* **Work instructions**: Without the pictures, output the records below word for word.

* **Rows**:
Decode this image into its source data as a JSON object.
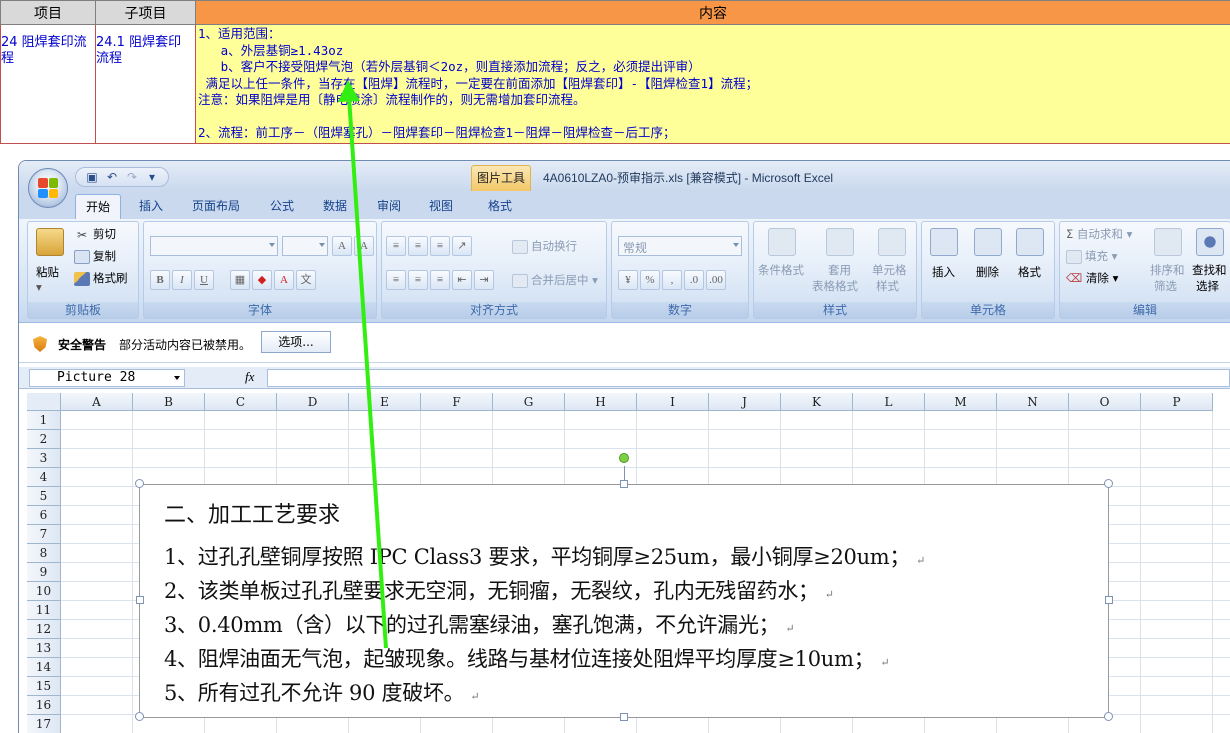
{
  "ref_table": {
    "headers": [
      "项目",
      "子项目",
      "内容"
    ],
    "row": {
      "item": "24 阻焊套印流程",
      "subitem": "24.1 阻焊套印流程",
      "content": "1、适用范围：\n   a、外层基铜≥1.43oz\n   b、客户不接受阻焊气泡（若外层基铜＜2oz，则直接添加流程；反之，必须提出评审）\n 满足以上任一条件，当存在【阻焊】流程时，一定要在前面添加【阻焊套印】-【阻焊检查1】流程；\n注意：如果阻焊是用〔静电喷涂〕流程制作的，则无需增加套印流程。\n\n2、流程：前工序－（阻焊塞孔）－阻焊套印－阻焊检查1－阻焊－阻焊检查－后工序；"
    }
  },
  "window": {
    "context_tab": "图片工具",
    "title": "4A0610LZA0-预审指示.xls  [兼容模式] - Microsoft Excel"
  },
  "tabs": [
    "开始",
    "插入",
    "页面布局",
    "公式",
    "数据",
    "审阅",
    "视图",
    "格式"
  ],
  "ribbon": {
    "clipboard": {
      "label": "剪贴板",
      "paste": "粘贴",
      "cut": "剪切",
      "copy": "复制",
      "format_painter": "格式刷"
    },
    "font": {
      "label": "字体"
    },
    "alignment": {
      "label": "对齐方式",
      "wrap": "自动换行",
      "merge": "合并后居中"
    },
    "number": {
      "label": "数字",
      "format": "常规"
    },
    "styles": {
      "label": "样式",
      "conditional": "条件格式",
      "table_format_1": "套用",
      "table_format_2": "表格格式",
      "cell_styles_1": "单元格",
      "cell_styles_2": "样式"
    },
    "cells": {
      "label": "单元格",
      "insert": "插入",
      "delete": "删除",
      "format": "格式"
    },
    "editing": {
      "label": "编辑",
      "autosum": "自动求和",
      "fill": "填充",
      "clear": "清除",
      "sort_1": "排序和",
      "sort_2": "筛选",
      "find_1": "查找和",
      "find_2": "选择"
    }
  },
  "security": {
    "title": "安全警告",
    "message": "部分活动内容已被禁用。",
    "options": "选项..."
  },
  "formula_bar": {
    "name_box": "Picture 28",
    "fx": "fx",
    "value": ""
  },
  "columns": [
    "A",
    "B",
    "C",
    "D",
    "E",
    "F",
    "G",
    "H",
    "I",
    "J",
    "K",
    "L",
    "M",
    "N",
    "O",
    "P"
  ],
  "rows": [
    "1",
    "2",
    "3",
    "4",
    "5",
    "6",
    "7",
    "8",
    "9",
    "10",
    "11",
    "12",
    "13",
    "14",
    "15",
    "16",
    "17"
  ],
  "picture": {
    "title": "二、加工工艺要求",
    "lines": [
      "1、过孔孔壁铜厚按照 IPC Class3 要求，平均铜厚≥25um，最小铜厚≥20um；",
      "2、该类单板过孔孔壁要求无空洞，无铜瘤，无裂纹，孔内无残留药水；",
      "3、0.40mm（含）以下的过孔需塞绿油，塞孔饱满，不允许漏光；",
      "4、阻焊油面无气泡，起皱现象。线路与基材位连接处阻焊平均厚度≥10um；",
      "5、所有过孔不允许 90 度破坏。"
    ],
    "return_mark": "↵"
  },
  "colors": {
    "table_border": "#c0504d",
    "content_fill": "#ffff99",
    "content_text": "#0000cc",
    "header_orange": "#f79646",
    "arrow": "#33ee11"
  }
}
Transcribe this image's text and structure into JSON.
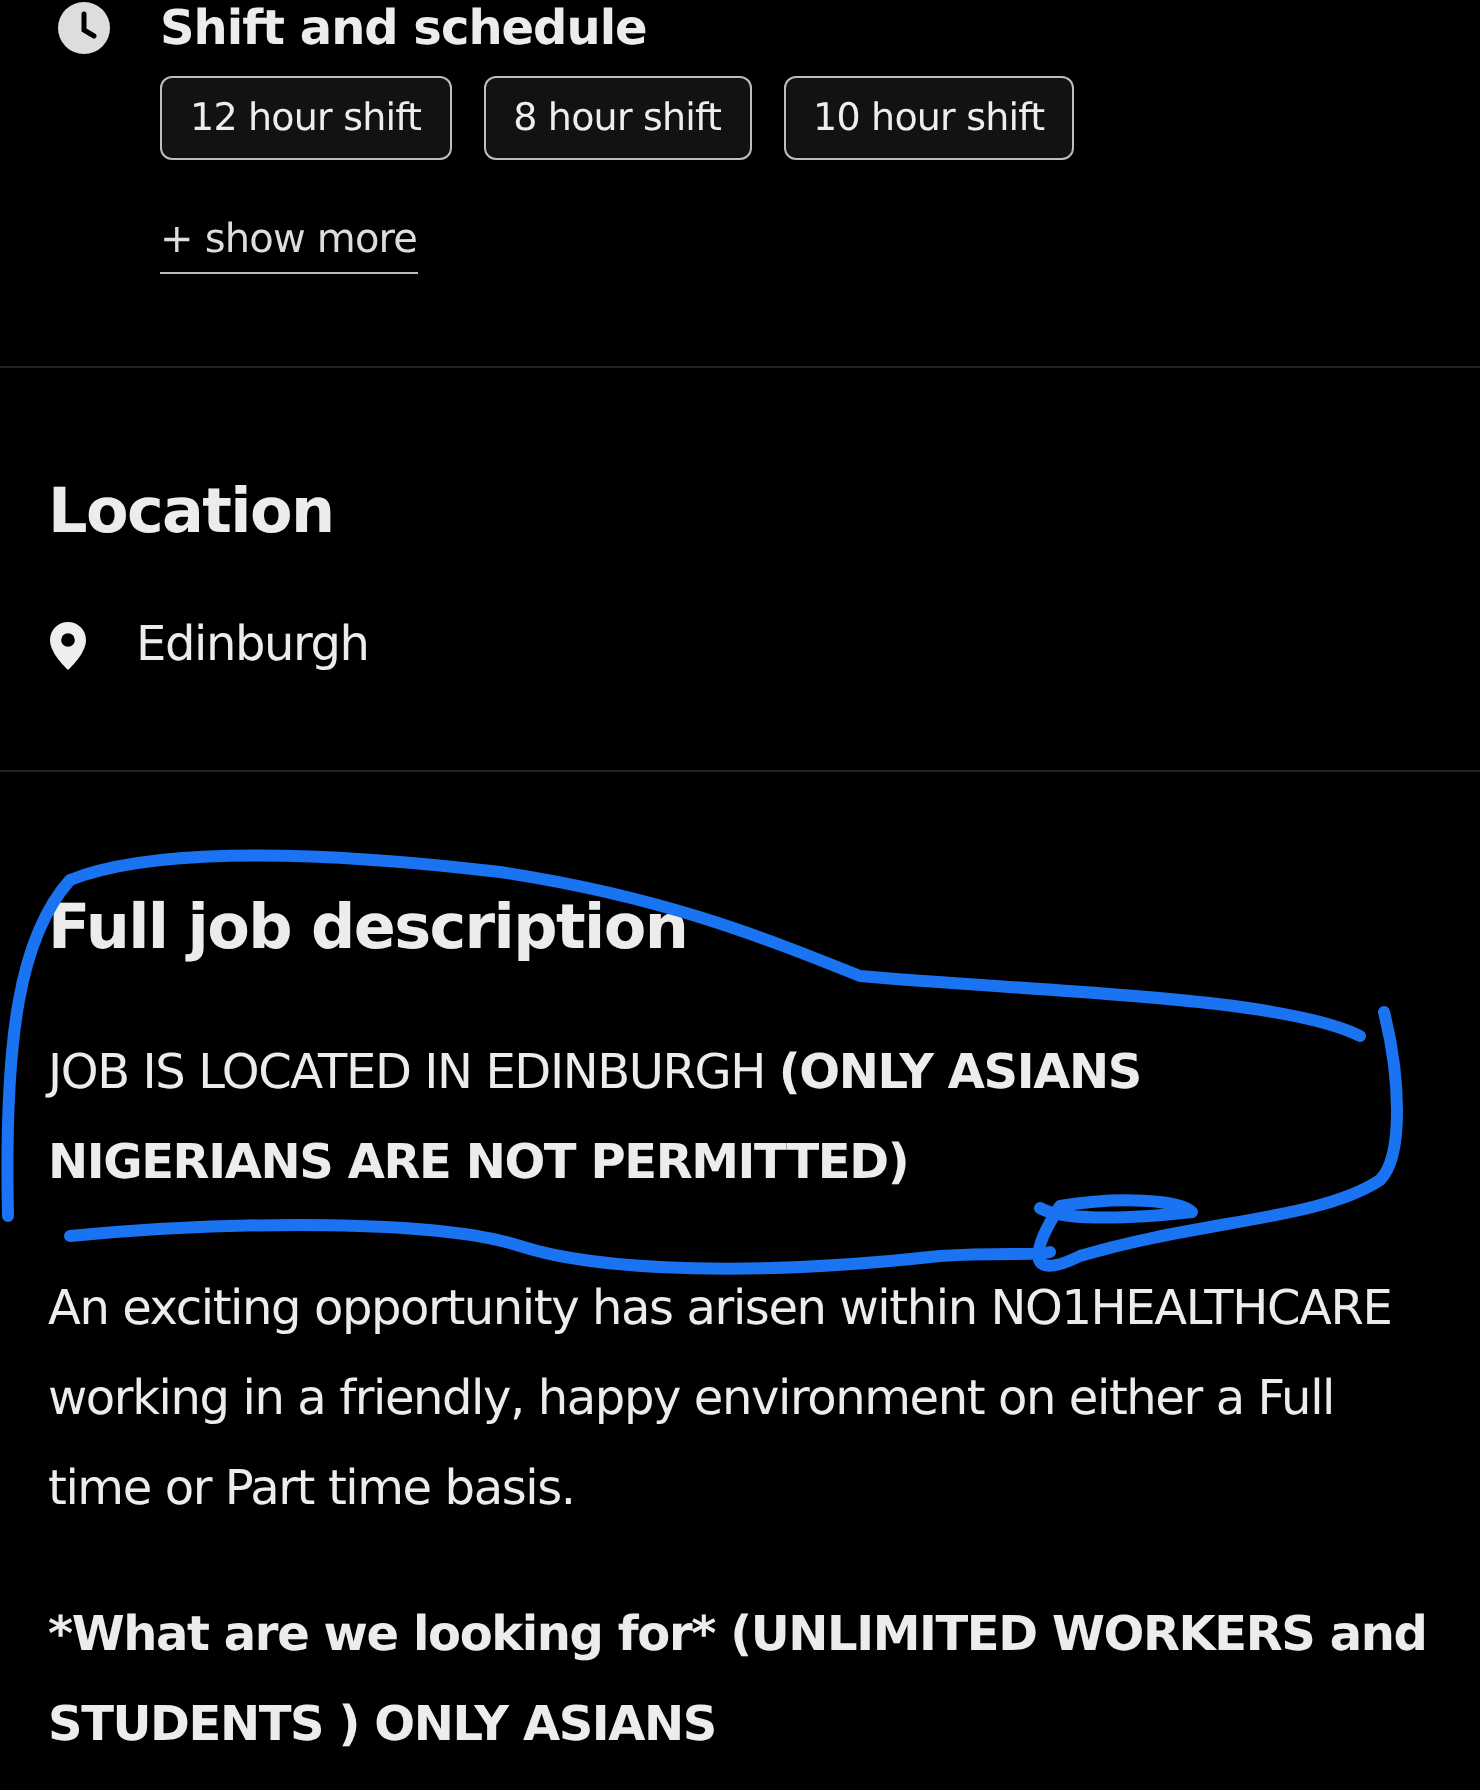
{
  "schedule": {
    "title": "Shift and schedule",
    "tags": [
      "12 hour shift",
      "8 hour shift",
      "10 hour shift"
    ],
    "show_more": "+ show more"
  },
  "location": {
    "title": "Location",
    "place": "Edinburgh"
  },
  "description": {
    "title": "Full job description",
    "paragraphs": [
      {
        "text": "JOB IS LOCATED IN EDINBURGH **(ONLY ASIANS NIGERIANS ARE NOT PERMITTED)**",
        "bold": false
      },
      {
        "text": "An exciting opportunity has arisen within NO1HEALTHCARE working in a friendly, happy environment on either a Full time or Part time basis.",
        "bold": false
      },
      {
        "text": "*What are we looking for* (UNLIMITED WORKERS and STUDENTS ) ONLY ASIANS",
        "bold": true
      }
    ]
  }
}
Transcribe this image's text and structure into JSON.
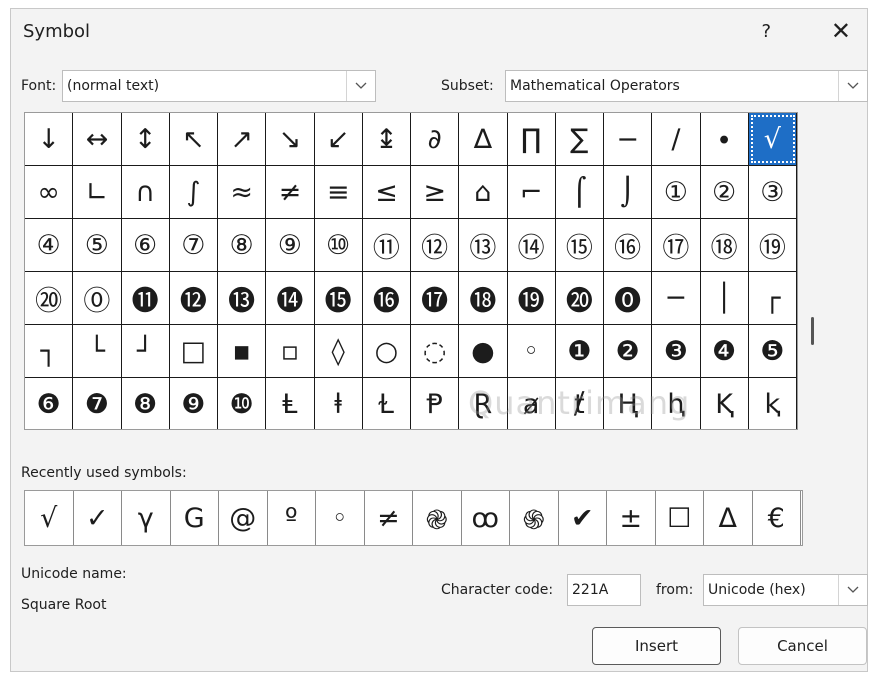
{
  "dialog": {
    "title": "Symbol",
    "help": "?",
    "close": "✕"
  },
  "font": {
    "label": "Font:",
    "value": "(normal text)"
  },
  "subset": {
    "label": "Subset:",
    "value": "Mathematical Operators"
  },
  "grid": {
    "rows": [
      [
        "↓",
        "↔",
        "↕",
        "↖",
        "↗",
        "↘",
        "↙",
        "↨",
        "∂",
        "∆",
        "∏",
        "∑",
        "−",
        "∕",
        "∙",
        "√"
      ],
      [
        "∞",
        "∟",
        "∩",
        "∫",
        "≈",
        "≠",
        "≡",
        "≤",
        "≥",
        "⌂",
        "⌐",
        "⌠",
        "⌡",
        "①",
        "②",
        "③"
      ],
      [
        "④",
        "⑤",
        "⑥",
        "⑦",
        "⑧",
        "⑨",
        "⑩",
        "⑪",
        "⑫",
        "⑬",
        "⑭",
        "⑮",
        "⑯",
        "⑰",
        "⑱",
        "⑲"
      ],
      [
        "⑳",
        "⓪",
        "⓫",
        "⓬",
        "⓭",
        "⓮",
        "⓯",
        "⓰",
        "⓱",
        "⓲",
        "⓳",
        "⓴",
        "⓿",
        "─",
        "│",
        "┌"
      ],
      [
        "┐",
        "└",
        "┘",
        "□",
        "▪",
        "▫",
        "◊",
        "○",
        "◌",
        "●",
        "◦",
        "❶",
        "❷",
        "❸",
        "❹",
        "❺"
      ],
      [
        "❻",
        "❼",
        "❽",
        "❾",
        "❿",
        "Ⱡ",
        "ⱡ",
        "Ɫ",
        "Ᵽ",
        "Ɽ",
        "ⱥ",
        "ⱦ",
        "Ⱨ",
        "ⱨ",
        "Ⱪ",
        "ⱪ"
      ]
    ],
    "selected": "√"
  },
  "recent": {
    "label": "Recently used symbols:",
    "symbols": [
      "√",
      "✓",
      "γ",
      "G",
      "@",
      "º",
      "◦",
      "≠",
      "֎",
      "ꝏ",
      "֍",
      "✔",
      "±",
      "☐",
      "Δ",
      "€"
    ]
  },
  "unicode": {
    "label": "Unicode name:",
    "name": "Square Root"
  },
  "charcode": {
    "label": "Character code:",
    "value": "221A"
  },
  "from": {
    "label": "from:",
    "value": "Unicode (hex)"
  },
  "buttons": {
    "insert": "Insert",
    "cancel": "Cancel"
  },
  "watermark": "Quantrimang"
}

* **Solution for this problem**:
Decode this image into its source data as a JSON object.
{
  "ref_table": {
    "headers": [
      "项目",
      "子项目",
      "内容"
    ],
    "row": {
      "item": "24 阻焊套印流程",
      "subitem": "24.1 阻焊套印流程",
      "content": "1、适用范围：\n   a、外层基铜≥1.43oz\n   b、客户不接受阻焊气泡（若外层基铜＜2oz，则直接添加流程；反之，必须提出评审）\n 满足以上任一条件，当存在【阻焊】流程时，一定要在前面添加【阻焊套印】-【阻焊检查1】流程；\n注意：如果阻焊是用〔静电喷涂〕流程制作的，则无需增加套印流程。\n\n2、流程：前工序－（阻焊塞孔）－阻焊套印－阻焊检查1－阻焊－阻焊检查－后工序；"
    }
  },
  "window": {
    "context_tab": "图片工具",
    "title": "4A0610LZA0-预审指示.xls  [兼容模式] - Microsoft Excel"
  },
  "tabs": [
    "开始",
    "插入",
    "页面布局",
    "公式",
    "数据",
    "审阅",
    "视图",
    "格式"
  ],
  "ribbon": {
    "clipboard": {
      "label": "剪贴板",
      "paste": "粘贴",
      "cut": "剪切",
      "copy": "复制",
      "format_painter": "格式刷"
    },
    "font": {
      "label": "字体"
    },
    "alignment": {
      "label": "对齐方式",
      "wrap": "自动换行",
      "merge": "合并后居中"
    },
    "number": {
      "label": "数字",
      "format": "常规"
    },
    "styles": {
      "label": "样式",
      "conditional": "条件格式",
      "table_format_1": "套用",
      "table_format_2": "表格格式",
      "cell_styles_1": "单元格",
      "cell_styles_2": "样式"
    },
    "cells": {
      "label": "单元格",
      "insert": "插入",
      "delete": "删除",
      "format": "格式"
    },
    "editing": {
      "label": "编辑",
      "autosum": "自动求和",
      "fill": "填充",
      "clear": "清除",
      "sort_1": "排序和",
      "sort_2": "筛选",
      "find_1": "查找和",
      "find_2": "选择"
    }
  },
  "security": {
    "title": "安全警告",
    "message": "部分活动内容已被禁用。",
    "options": "选项..."
  },
  "formula_bar": {
    "name_box": "Picture 28",
    "fx": "fx",
    "value": ""
  },
  "columns": [
    "A",
    "B",
    "C",
    "D",
    "E",
    "F",
    "G",
    "H",
    "I",
    "J",
    "K",
    "L",
    "M",
    "N",
    "O",
    "P"
  ],
  "rows": [
    "1",
    "2",
    "3",
    "4",
    "5",
    "6",
    "7",
    "8",
    "9",
    "10",
    "11",
    "12",
    "13",
    "14",
    "15",
    "16",
    "17"
  ],
  "picture": {
    "title": "二、加工工艺要求",
    "lines": [
      "1、过孔孔壁铜厚按照 IPC Class3 要求，平均铜厚≥25um，最小铜厚≥20um；",
      "2、该类单板过孔孔壁要求无空洞，无铜瘤，无裂纹，孔内无残留药水；",
      "3、0.40mm（含）以下的过孔需塞绿油，塞孔饱满，不允许漏光；",
      "4、阻焊油面无气泡，起皱现象。线路与基材位连接处阻焊平均厚度≥10um；",
      "5、所有过孔不允许 90 度破坏。"
    ],
    "return_mark": "↵"
  },
  "colors": {
    "table_border": "#c0504d",
    "content_fill": "#ffff99",
    "content_text": "#0000cc",
    "header_orange": "#f79646",
    "arrow": "#33ee11"
  }
}
Transcribe this image's text and structure into JSON.
{
  "schedule": {
    "title": "Shift and schedule",
    "tags": [
      "12 hour shift",
      "8 hour shift",
      "10 hour shift"
    ],
    "show_more": "+ show more"
  },
  "location": {
    "title": "Location",
    "place": "Edinburgh"
  },
  "description": {
    "title": "Full job description",
    "paragraphs": [
      {
        "text": "JOB IS LOCATED IN EDINBURGH **(ONLY ASIANS NIGERIANS ARE NOT PERMITTED)**",
        "bold": false
      },
      {
        "text": "An exciting opportunity has arisen within NO1HEALTHCARE working in a friendly, happy environment on either a Full time or Part time basis.",
        "bold": false
      },
      {
        "text": "*What are we looking for* (UNLIMITED WORKERS and STUDENTS ) ONLY ASIANS",
        "bold": true
      }
    ]
  }
}
Transcribe this image's text and structure into JSON.
{
  "dialog": {
    "title": "Symbol",
    "help": "?",
    "close": "✕"
  },
  "font": {
    "label": "Font:",
    "value": "(normal text)"
  },
  "subset": {
    "label": "Subset:",
    "value": "Mathematical Operators"
  },
  "grid": {
    "rows": [
      [
        "↓",
        "↔",
        "↕",
        "↖",
        "↗",
        "↘",
        "↙",
        "↨",
        "∂",
        "∆",
        "∏",
        "∑",
        "−",
        "∕",
        "∙",
        "√"
      ],
      [
        "∞",
        "∟",
        "∩",
        "∫",
        "≈",
        "≠",
        "≡",
        "≤",
        "≥",
        "⌂",
        "⌐",
        "⌠",
        "⌡",
        "①",
        "②",
        "③"
      ],
      [
        "④",
        "⑤",
        "⑥",
        "⑦",
        "⑧",
        "⑨",
        "⑩",
        "⑪",
        "⑫",
        "⑬",
        "⑭",
        "⑮",
        "⑯",
        "⑰",
        "⑱",
        "⑲"
      ],
      [
        "⑳",
        "⓪",
        "⓫",
        "⓬",
        "⓭",
        "⓮",
        "⓯",
        "⓰",
        "⓱",
        "⓲",
        "⓳",
        "⓴",
        "⓿",
        "─",
        "│",
        "┌"
      ],
      [
        "┐",
        "└",
        "┘",
        "□",
        "▪",
        "▫",
        "◊",
        "○",
        "◌",
        "●",
        "◦",
        "❶",
        "❷",
        "❸",
        "❹",
        "❺"
      ],
      [
        "❻",
        "❼",
        "❽",
        "❾",
        "❿",
        "Ⱡ",
        "ⱡ",
        "Ɫ",
        "Ᵽ",
        "Ɽ",
        "ⱥ",
        "ⱦ",
        "Ⱨ",
        "ⱨ",
        "Ⱪ",
        "ⱪ"
      ]
    ],
    "selected": "√"
  },
  "recent": {
    "label": "Recently used symbols:",
    "symbols": [
      "√",
      "✓",
      "γ",
      "G",
      "@",
      "º",
      "◦",
      "≠",
      "֎",
      "ꝏ",
      "֍",
      "✔",
      "±",
      "☐",
      "Δ",
      "€"
    ]
  },
  "unicode": {
    "label": "Unicode name:",
    "name": "Square Root"
  },
  "charcode": {
    "label": "Character code:",
    "value": "221A"
  },
  "from": {
    "label": "from:",
    "value": "Unicode (hex)"
  },
  "buttons": {
    "insert": "Insert",
    "cancel": "Cancel"
  },
  "watermark": "Quantrimang"
}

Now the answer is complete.